Return each line of the material verbatim.

==== Material supplied

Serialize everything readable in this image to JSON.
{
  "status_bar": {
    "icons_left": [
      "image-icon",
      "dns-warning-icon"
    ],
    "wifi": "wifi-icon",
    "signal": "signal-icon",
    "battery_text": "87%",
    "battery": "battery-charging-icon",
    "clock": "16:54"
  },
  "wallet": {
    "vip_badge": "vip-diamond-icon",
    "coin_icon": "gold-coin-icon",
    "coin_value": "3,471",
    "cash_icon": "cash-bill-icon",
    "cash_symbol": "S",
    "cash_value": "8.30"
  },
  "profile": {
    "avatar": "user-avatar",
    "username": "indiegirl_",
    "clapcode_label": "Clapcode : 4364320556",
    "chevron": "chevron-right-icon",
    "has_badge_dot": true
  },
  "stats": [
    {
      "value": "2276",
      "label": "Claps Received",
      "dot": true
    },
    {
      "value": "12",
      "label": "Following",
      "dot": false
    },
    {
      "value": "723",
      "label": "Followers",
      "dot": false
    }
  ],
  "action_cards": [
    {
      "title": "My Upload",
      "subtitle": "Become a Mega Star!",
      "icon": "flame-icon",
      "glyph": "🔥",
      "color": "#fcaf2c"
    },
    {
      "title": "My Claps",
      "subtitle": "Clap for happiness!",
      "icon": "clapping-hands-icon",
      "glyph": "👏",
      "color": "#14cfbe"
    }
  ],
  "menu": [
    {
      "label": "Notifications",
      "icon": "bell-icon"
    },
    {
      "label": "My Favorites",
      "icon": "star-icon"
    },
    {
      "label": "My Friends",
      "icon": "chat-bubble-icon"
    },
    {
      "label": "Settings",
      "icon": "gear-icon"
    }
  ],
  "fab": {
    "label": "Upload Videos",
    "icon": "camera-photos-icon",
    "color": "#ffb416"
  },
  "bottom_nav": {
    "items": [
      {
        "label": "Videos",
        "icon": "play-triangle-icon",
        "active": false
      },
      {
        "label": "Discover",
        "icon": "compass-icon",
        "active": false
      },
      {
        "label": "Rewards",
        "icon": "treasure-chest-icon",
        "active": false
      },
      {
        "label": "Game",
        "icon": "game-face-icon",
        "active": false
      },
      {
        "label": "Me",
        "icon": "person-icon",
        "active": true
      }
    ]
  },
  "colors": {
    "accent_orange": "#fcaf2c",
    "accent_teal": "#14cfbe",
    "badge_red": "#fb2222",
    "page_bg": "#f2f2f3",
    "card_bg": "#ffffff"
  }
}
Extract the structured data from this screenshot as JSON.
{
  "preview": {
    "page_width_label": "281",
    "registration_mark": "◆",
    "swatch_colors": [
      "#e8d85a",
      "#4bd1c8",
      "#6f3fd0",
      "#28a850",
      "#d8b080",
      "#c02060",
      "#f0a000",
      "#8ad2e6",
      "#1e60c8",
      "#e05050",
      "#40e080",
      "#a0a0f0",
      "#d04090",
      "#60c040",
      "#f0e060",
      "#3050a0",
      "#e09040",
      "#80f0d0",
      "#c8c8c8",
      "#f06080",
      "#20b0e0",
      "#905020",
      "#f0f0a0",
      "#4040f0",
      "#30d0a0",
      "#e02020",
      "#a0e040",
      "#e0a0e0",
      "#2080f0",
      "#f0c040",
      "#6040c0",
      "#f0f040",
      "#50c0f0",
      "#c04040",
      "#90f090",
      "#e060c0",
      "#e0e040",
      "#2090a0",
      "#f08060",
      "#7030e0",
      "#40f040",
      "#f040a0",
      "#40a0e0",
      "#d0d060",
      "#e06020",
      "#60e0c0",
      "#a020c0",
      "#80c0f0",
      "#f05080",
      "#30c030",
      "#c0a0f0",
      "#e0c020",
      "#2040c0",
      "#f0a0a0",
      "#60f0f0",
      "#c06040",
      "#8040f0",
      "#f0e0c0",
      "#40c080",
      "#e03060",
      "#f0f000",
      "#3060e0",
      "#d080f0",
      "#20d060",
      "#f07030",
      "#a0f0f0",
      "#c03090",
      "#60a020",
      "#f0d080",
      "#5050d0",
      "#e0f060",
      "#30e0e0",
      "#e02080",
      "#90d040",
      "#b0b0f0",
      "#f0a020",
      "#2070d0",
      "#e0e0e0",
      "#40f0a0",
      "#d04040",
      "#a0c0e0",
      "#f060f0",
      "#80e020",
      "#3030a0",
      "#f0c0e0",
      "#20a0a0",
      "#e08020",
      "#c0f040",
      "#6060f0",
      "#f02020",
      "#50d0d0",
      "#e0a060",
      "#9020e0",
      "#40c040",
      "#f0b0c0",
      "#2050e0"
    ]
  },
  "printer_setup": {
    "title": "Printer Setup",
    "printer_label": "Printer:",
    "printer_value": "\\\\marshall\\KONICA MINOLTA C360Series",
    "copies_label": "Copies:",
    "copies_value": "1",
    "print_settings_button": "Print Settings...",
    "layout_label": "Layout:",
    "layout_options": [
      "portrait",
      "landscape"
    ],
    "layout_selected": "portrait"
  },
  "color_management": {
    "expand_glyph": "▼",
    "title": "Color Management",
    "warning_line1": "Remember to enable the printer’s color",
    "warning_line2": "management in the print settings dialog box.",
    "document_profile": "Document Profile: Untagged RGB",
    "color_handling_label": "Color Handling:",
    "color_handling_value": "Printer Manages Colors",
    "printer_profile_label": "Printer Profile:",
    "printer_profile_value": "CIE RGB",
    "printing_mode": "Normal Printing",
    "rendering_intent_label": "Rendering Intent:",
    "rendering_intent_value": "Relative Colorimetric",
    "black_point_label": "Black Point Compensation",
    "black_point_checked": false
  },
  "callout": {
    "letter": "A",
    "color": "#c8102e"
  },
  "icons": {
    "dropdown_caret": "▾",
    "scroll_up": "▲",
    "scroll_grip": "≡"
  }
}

========

Result for this task —
Serialize everything readable in this image to JSON.
{
  "status_bar": {
    "icons_left": [
      "image-icon",
      "dns-warning-icon"
    ],
    "wifi": "wifi-icon",
    "signal": "signal-icon",
    "battery_text": "87%",
    "battery": "battery-charging-icon",
    "clock": "16:54"
  },
  "wallet": {
    "vip_badge": "vip-diamond-icon",
    "coin_icon": "gold-coin-icon",
    "coin_value": "3,471",
    "cash_icon": "cash-bill-icon",
    "cash_symbol": "S",
    "cash_value": "8.30"
  },
  "profile": {
    "avatar": "user-avatar",
    "username": "indiegirl_",
    "clapcode_label": "Clapcode : 4364320556",
    "chevron": "chevron-right-icon",
    "has_badge_dot": true
  },
  "stats": [
    {
      "value": "2276",
      "label": "Claps Received",
      "dot": true
    },
    {
      "value": "12",
      "label": "Following",
      "dot": false
    },
    {
      "value": "723",
      "label": "Followers",
      "dot": false
    }
  ],
  "action_cards": [
    {
      "title": "My Upload",
      "subtitle": "Become a Mega Star!",
      "icon": "flame-icon",
      "glyph": "🔥",
      "color": "#fcaf2c"
    },
    {
      "title": "My Claps",
      "subtitle": "Clap for happiness!",
      "icon": "clapping-hands-icon",
      "glyph": "👏",
      "color": "#14cfbe"
    }
  ],
  "menu": [
    {
      "label": "Notifications",
      "icon": "bell-icon"
    },
    {
      "label": "My Favorites",
      "icon": "star-icon"
    },
    {
      "label": "My Friends",
      "icon": "chat-bubble-icon"
    },
    {
      "label": "Settings",
      "icon": "gear-icon"
    }
  ],
  "fab": {
    "label": "Upload Videos",
    "icon": "camera-photos-icon",
    "color": "#ffb416"
  },
  "bottom_nav": {
    "items": [
      {
        "label": "Videos",
        "icon": "play-triangle-icon",
        "active": false
      },
      {
        "label": "Discover",
        "icon": "compass-icon",
        "active": false
      },
      {
        "label": "Rewards",
        "icon": "treasure-chest-icon",
        "active": false
      },
      {
        "label": "Game",
        "icon": "game-face-icon",
        "active": false
      },
      {
        "label": "Me",
        "icon": "person-icon",
        "active": true
      }
    ]
  },
  "colors": {
    "accent_orange": "#fcaf2c",
    "accent_teal": "#14cfbe",
    "badge_red": "#fb2222",
    "page_bg": "#f2f2f3",
    "card_bg": "#ffffff"
  }
}
Extract the structured data from this screenshot as JSON.
{
  "preview": {
    "page_width_label": "281",
    "registration_mark": "◆",
    "swatch_colors": [
      "#e8d85a",
      "#4bd1c8",
      "#6f3fd0",
      "#28a850",
      "#d8b080",
      "#c02060",
      "#f0a000",
      "#8ad2e6",
      "#1e60c8",
      "#e05050",
      "#40e080",
      "#a0a0f0",
      "#d04090",
      "#60c040",
      "#f0e060",
      "#3050a0",
      "#e09040",
      "#80f0d0",
      "#c8c8c8",
      "#f06080",
      "#20b0e0",
      "#905020",
      "#f0f0a0",
      "#4040f0",
      "#30d0a0",
      "#e02020",
      "#a0e040",
      "#e0a0e0",
      "#2080f0",
      "#f0c040",
      "#6040c0",
      "#f0f040",
      "#50c0f0",
      "#c04040",
      "#90f090",
      "#e060c0",
      "#e0e040",
      "#2090a0",
      "#f08060",
      "#7030e0",
      "#40f040",
      "#f040a0",
      "#40a0e0",
      "#d0d060",
      "#e06020",
      "#60e0c0",
      "#a020c0",
      "#80c0f0",
      "#f05080",
      "#30c030",
      "#c0a0f0",
      "#e0c020",
      "#2040c0",
      "#f0a0a0",
      "#60f0f0",
      "#c06040",
      "#8040f0",
      "#f0e0c0",
      "#40c080",
      "#e03060",
      "#f0f000",
      "#3060e0",
      "#d080f0",
      "#20d060",
      "#f07030",
      "#a0f0f0",
      "#c03090",
      "#60a020",
      "#f0d080",
      "#5050d0",
      "#e0f060",
      "#30e0e0",
      "#e02080",
      "#90d040",
      "#b0b0f0",
      "#f0a020",
      "#2070d0",
      "#e0e0e0",
      "#40f0a0",
      "#d04040",
      "#a0c0e0",
      "#f060f0",
      "#80e020",
      "#3030a0",
      "#f0c0e0",
      "#20a0a0",
      "#e08020",
      "#c0f040",
      "#6060f0",
      "#f02020",
      "#50d0d0",
      "#e0a060",
      "#9020e0",
      "#40c040",
      "#f0b0c0",
      "#2050e0"
    ]
  },
  "printer_setup": {
    "title": "Printer Setup",
    "printer_label": "Printer:",
    "printer_value": "\\\\marshall\\KONICA MINOLTA C360Series",
    "copies_label": "Copies:",
    "copies_value": "1",
    "print_settings_button": "Print Settings...",
    "layout_label": "Layout:",
    "layout_options": [
      "portrait",
      "landscape"
    ],
    "layout_selected": "portrait"
  },
  "color_management": {
    "expand_glyph": "▼",
    "title": "Color Management",
    "warning_line1": "Remember to enable the printer’s color",
    "warning_line2": "management in the print settings dialog box.",
    "document_profile": "Document Profile: Untagged RGB",
    "color_handling_label": "Color Handling:",
    "color_handling_value": "Printer Manages Colors",
    "printer_profile_label": "Printer Profile:",
    "printer_profile_value": "CIE RGB",
    "printing_mode": "Normal Printing",
    "rendering_intent_label": "Rendering Intent:",
    "rendering_intent_value": "Relative Colorimetric",
    "black_point_label": "Black Point Compensation",
    "black_point_checked": false
  },
  "callout": {
    "letter": "A",
    "color": "#c8102e"
  },
  "icons": {
    "dropdown_caret": "▾",
    "scroll_up": "▲",
    "scroll_grip": "≡"
  }
}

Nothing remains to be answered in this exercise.